▶ Instructions for the task
In the data below, locate each line with the word "タイトル" and list it.

▶ Extracted data entries
|---|

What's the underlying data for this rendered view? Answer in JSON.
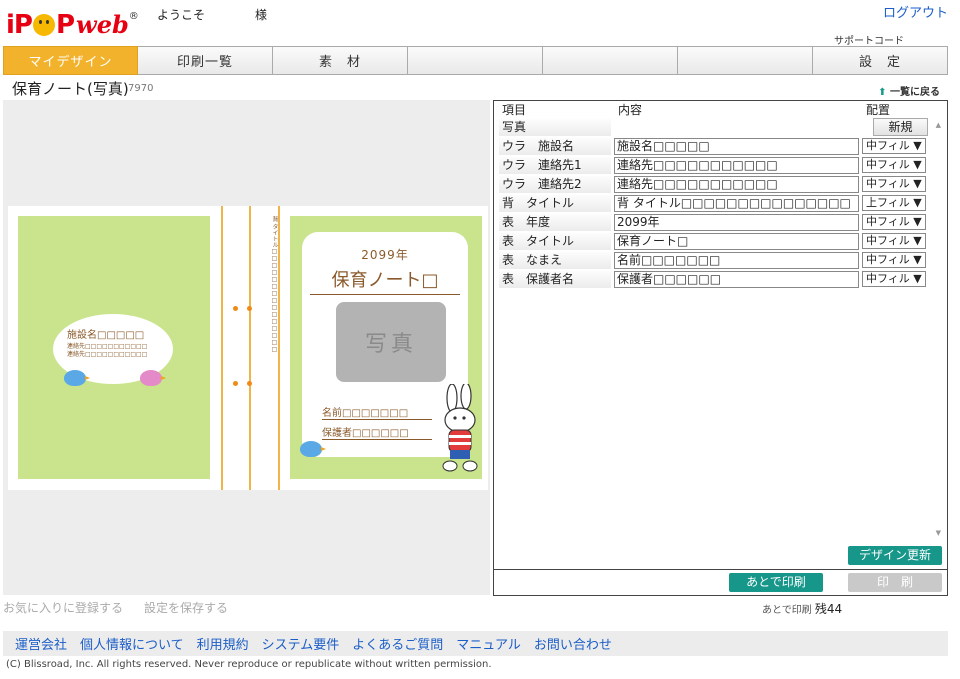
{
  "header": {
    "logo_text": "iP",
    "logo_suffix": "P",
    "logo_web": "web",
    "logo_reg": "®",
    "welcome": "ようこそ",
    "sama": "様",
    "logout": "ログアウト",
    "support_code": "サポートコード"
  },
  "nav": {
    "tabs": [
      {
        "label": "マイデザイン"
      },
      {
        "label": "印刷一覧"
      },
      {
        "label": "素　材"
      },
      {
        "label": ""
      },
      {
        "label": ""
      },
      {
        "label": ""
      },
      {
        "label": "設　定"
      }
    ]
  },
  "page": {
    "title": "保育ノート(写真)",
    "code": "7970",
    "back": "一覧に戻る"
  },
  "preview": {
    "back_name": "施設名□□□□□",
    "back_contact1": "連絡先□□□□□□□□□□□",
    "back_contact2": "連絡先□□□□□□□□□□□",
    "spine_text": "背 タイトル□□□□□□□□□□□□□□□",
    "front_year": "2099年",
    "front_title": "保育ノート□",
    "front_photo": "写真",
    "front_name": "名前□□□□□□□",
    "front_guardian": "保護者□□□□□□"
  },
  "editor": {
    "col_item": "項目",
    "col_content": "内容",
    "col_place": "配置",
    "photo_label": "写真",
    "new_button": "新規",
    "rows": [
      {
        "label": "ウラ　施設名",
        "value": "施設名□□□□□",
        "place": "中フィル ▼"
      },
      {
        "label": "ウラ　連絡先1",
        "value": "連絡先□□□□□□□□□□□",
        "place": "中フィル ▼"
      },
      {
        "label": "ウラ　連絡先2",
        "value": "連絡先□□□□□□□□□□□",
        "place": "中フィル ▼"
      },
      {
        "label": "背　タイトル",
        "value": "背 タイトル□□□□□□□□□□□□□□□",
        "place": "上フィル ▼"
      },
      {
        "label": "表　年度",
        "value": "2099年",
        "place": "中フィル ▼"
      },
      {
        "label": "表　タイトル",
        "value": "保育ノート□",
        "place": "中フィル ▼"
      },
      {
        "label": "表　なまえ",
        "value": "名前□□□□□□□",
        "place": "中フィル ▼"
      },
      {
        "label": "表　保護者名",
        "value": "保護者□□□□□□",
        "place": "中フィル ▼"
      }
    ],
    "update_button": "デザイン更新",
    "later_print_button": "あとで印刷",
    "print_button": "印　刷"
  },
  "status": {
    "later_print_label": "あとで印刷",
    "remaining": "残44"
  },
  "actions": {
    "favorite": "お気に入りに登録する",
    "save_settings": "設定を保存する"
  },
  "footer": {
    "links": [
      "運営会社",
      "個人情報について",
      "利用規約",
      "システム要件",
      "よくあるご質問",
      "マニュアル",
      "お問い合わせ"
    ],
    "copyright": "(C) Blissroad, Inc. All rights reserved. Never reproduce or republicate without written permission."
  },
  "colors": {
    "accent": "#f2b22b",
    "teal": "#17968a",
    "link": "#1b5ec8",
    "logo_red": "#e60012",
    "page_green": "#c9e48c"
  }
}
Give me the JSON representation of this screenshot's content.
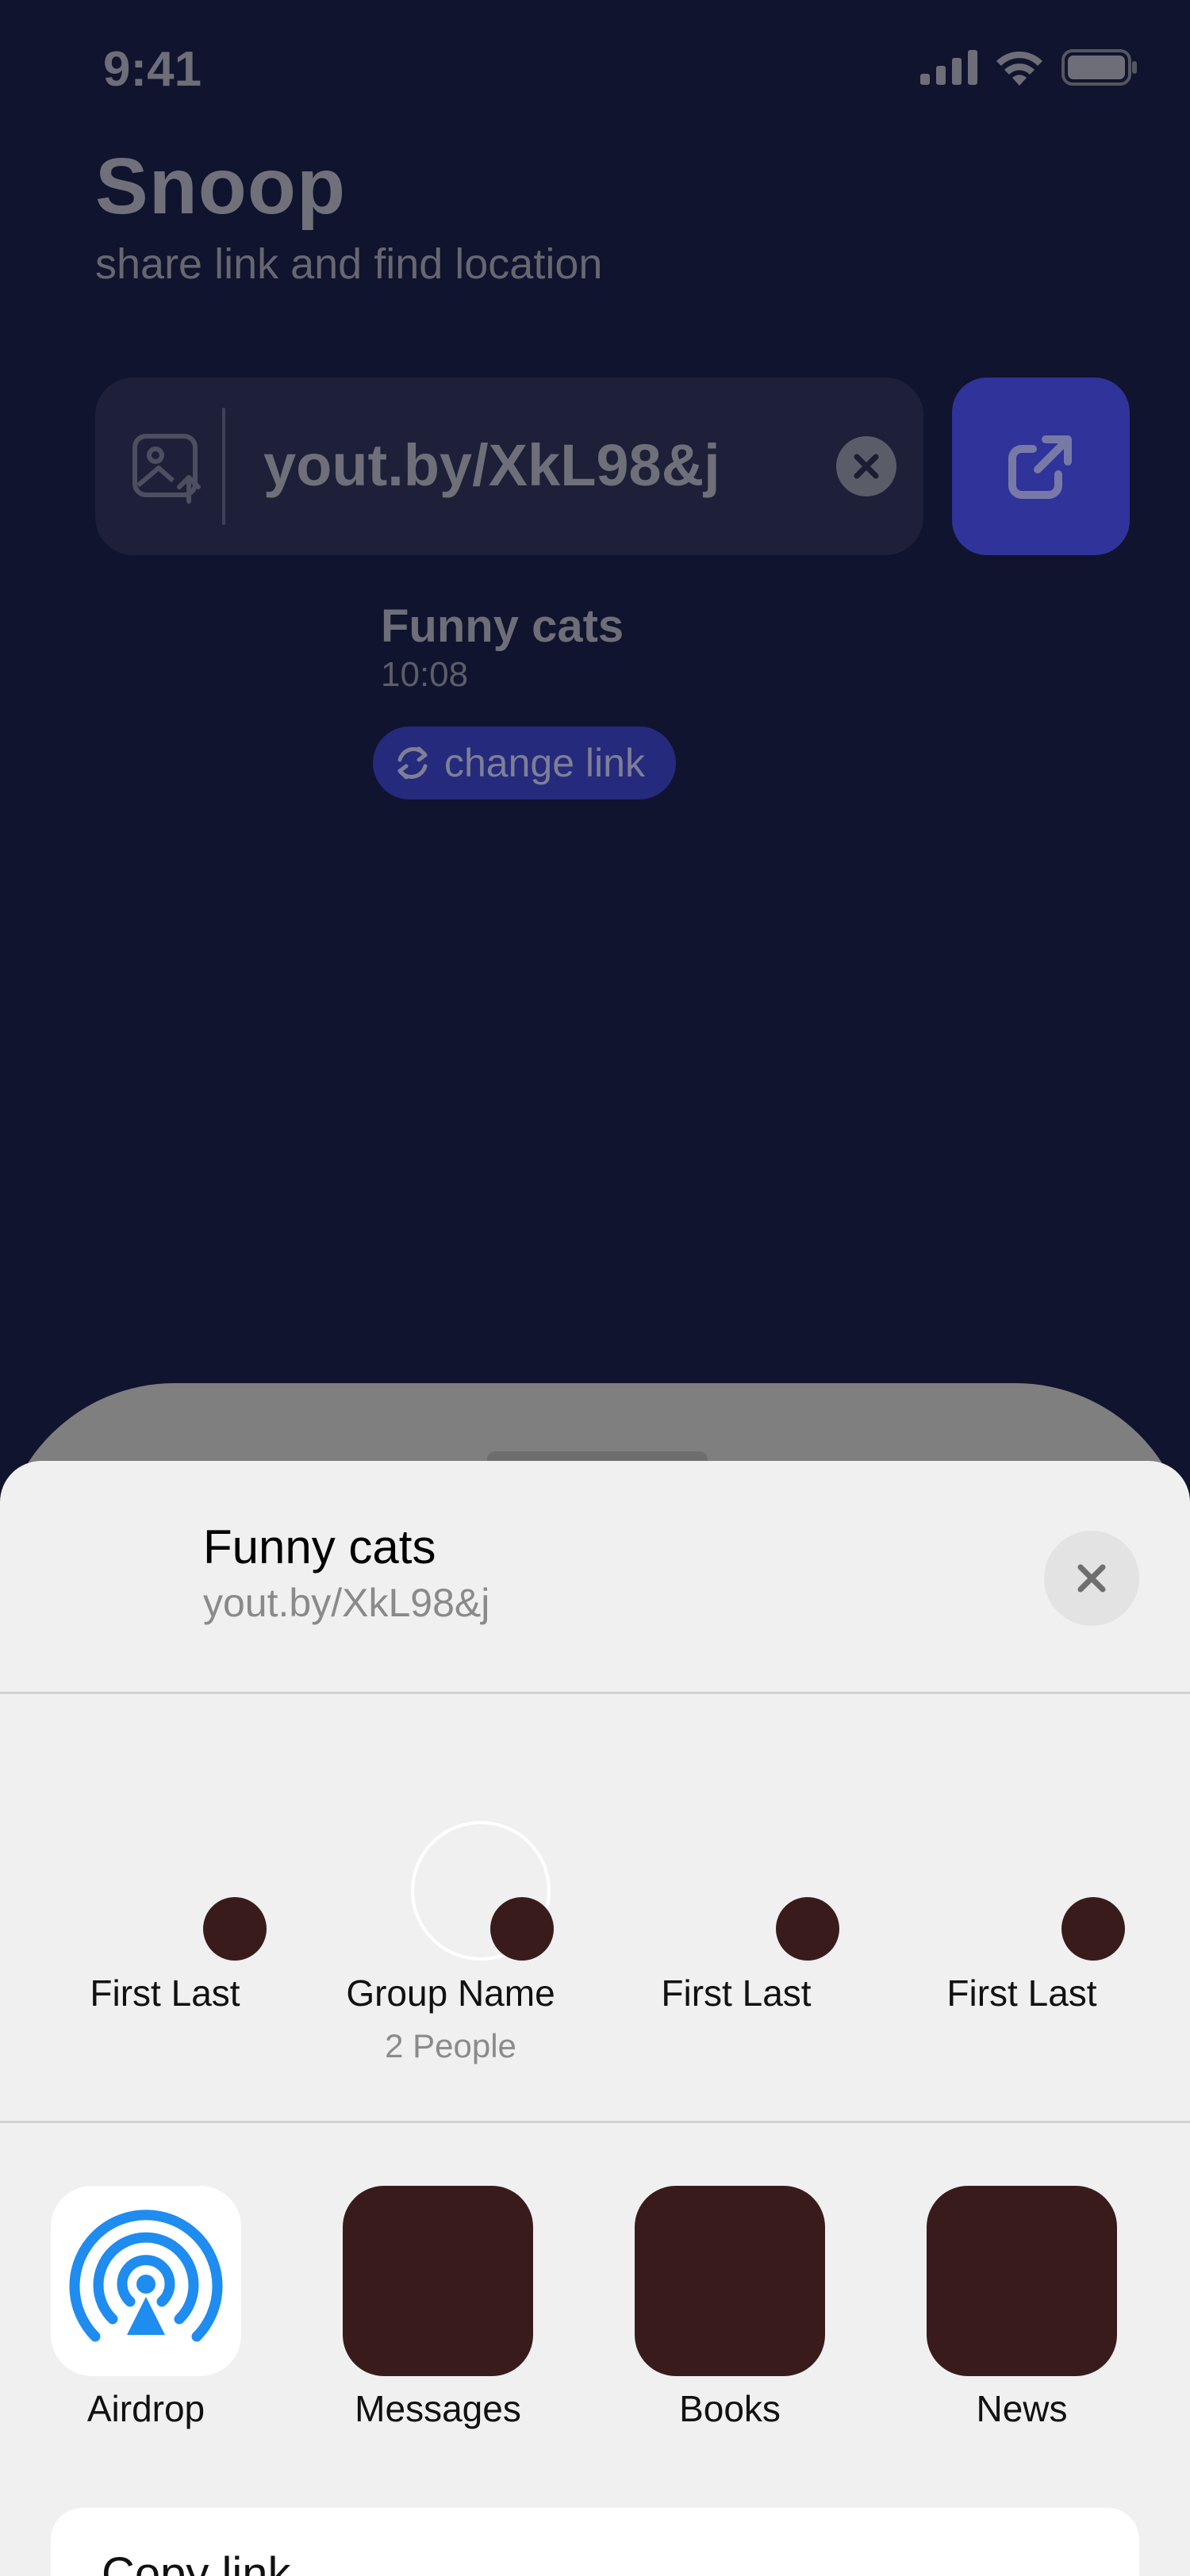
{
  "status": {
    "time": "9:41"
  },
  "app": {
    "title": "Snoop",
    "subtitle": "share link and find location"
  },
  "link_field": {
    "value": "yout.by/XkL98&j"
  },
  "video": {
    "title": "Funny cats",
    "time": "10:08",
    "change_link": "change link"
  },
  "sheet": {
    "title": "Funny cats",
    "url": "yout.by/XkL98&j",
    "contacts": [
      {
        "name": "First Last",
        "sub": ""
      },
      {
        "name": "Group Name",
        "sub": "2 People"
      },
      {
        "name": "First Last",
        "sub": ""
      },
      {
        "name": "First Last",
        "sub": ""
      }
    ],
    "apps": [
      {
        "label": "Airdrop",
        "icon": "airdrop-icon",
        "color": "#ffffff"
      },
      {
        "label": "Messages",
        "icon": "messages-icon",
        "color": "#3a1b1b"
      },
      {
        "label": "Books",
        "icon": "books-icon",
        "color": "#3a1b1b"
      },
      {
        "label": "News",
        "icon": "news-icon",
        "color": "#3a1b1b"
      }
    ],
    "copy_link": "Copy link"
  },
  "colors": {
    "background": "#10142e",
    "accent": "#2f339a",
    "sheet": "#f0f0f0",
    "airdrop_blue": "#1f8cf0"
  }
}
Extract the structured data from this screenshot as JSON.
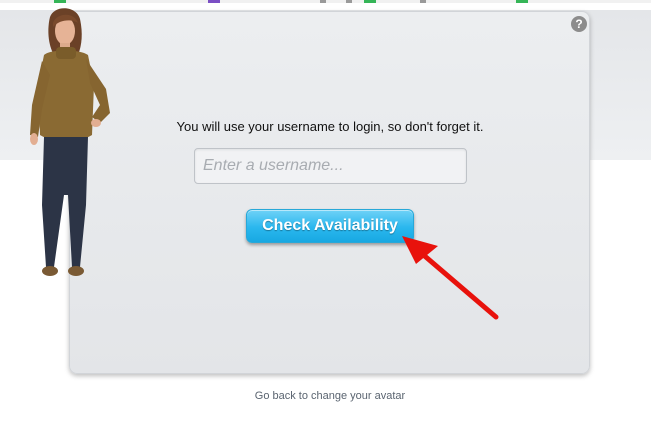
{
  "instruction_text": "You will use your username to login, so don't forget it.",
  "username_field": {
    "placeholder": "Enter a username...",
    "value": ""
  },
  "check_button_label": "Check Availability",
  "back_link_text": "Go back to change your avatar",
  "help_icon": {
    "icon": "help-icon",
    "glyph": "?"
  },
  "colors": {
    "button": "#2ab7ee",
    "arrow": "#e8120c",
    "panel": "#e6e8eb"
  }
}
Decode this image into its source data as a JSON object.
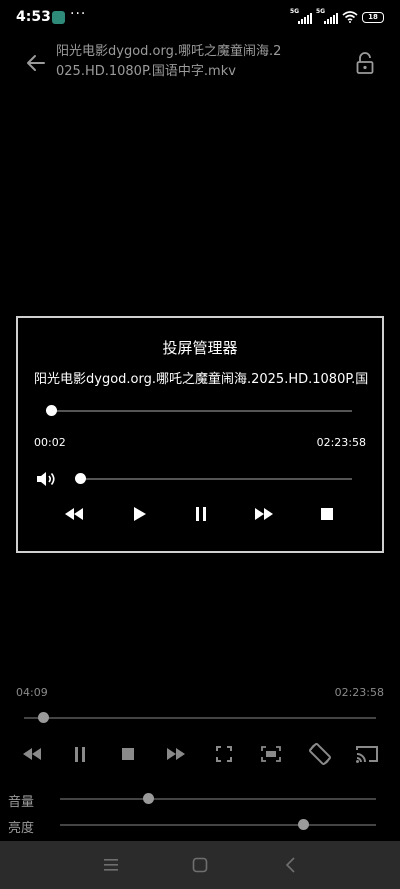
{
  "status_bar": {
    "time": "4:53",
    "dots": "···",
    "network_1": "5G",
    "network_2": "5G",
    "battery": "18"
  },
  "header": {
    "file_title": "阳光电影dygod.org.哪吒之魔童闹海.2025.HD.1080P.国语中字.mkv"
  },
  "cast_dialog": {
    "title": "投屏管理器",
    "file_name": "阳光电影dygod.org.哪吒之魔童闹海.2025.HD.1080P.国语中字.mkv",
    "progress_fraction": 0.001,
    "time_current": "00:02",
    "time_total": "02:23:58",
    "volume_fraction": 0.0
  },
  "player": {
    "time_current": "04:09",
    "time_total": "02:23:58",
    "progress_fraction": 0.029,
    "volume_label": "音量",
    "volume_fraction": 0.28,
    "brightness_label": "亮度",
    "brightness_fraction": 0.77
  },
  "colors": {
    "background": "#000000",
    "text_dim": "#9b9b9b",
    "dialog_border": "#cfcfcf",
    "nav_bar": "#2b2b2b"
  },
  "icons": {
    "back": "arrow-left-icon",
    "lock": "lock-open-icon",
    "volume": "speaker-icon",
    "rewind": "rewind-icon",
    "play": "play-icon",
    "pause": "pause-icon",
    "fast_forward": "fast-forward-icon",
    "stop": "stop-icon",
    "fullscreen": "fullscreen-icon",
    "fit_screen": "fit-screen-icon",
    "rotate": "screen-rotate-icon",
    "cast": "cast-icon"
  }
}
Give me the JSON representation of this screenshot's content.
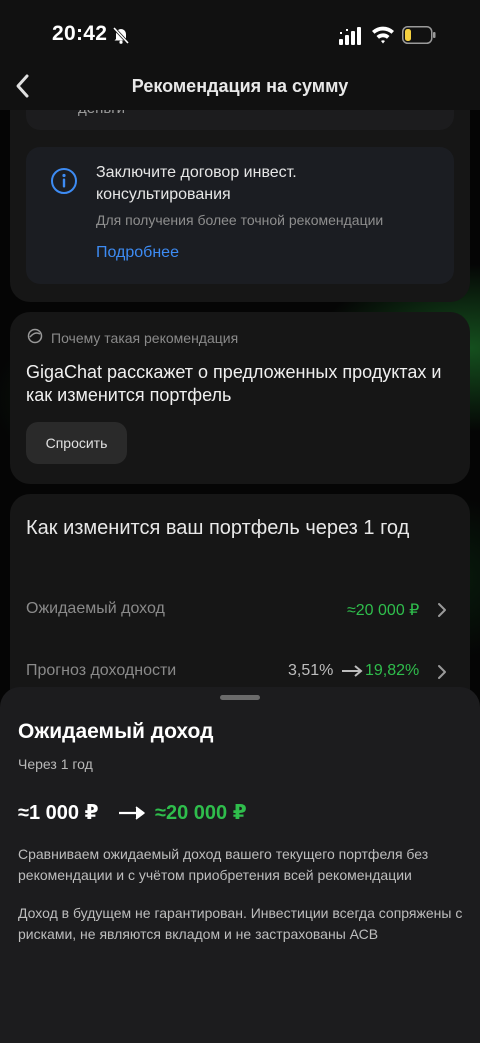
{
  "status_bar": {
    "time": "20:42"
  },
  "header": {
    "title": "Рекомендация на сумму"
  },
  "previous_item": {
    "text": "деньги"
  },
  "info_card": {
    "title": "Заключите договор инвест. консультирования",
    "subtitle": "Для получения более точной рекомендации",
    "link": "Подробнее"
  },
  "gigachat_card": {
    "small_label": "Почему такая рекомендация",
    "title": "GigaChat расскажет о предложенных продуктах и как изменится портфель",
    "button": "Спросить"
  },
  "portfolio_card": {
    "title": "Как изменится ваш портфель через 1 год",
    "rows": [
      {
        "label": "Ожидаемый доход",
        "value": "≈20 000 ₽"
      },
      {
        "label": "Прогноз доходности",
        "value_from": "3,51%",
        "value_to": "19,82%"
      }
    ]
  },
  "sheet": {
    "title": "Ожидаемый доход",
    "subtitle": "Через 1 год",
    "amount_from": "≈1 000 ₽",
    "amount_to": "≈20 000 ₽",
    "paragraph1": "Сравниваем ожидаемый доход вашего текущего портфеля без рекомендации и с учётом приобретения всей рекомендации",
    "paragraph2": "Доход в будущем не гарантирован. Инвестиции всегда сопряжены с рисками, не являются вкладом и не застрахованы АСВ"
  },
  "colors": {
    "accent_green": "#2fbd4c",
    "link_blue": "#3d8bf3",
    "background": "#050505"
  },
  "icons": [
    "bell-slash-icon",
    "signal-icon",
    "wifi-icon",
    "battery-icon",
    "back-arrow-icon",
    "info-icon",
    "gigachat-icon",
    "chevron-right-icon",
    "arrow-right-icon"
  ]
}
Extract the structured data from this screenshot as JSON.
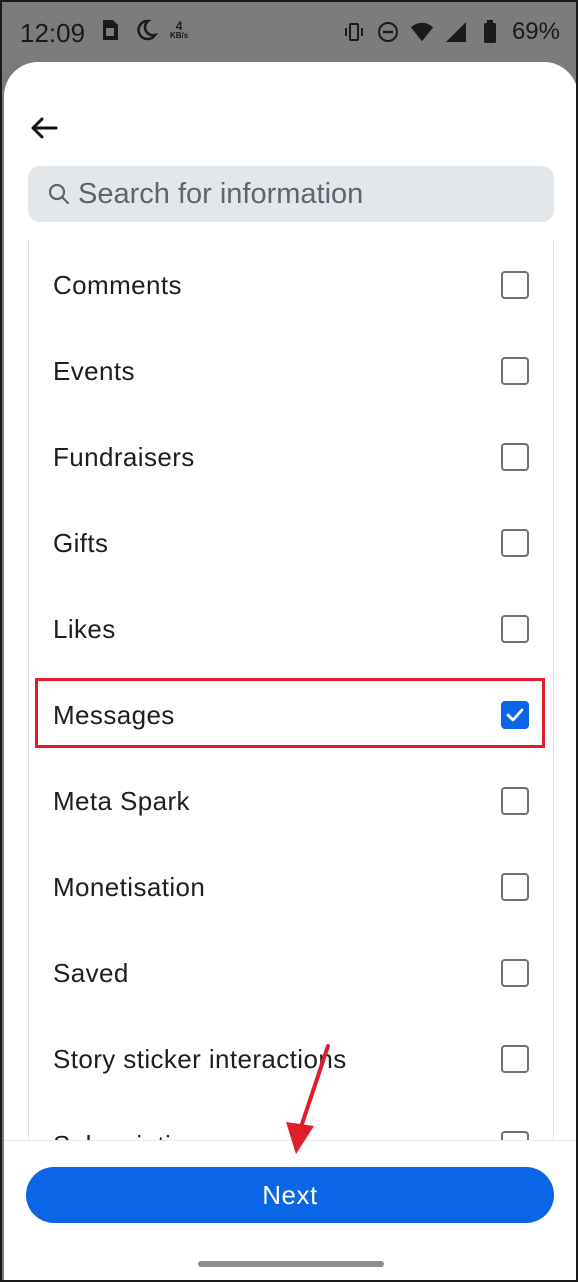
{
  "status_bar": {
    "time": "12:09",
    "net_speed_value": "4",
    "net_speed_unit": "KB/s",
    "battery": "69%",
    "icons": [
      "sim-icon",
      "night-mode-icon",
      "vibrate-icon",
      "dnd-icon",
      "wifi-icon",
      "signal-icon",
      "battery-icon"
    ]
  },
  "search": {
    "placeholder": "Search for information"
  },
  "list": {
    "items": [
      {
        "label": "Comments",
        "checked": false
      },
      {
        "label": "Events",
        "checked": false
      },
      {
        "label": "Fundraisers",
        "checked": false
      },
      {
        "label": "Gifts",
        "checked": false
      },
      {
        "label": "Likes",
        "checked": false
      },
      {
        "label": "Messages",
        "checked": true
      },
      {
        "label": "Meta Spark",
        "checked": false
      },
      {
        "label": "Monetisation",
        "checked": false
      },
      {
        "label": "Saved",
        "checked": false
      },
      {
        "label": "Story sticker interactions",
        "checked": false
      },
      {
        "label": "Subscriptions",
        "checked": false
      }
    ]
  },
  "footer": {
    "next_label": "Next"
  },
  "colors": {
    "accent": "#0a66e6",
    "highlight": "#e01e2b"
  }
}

|---|

▶ Task answer
    "spine_text": "背 タイトル□□□□□□□□□□□□□□□",
        "label": "背　タイトル",
        "value": "背 タイトル□□□□□□□□□□□□□□□",
        "label": "表　タイトル",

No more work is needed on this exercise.